- _WHAT YOU NEED TO DO_: Determine the count of lines holding "连云港市政府采购人主体责任规范" and give that count alone.

- _EXTRACTED DATA_:
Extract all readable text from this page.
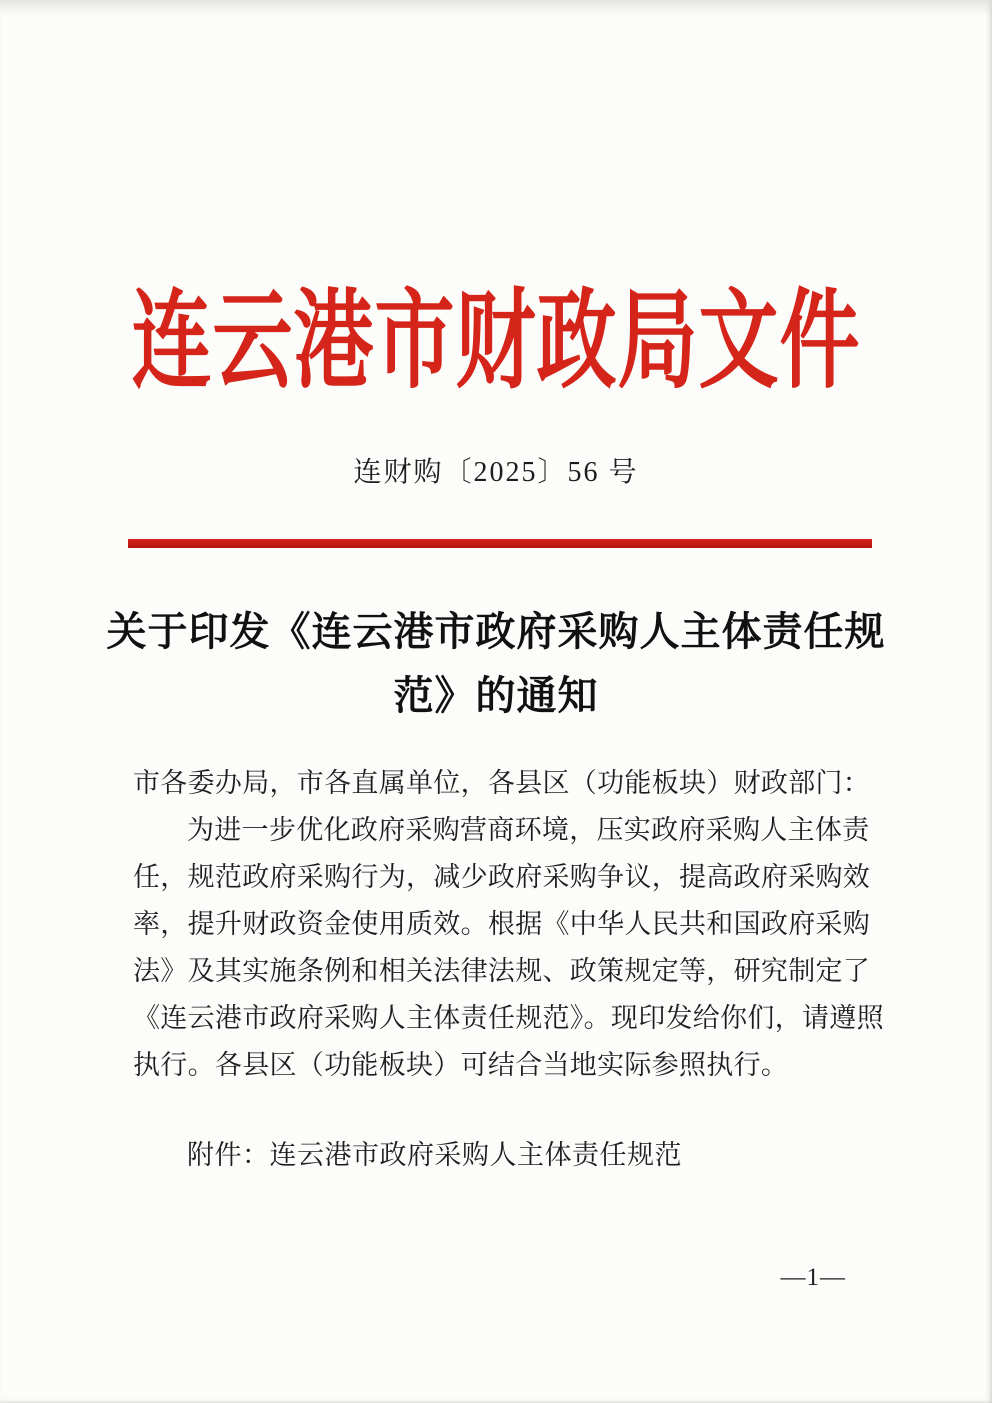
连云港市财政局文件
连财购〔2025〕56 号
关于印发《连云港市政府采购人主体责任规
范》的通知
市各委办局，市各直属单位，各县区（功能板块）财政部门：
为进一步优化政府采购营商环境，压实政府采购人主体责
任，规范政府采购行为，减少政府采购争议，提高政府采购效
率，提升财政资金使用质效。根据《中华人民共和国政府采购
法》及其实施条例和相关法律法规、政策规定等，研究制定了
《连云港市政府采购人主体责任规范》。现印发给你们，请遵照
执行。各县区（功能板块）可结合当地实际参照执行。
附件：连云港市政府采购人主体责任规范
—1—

- _ANSWER BELOW_: 2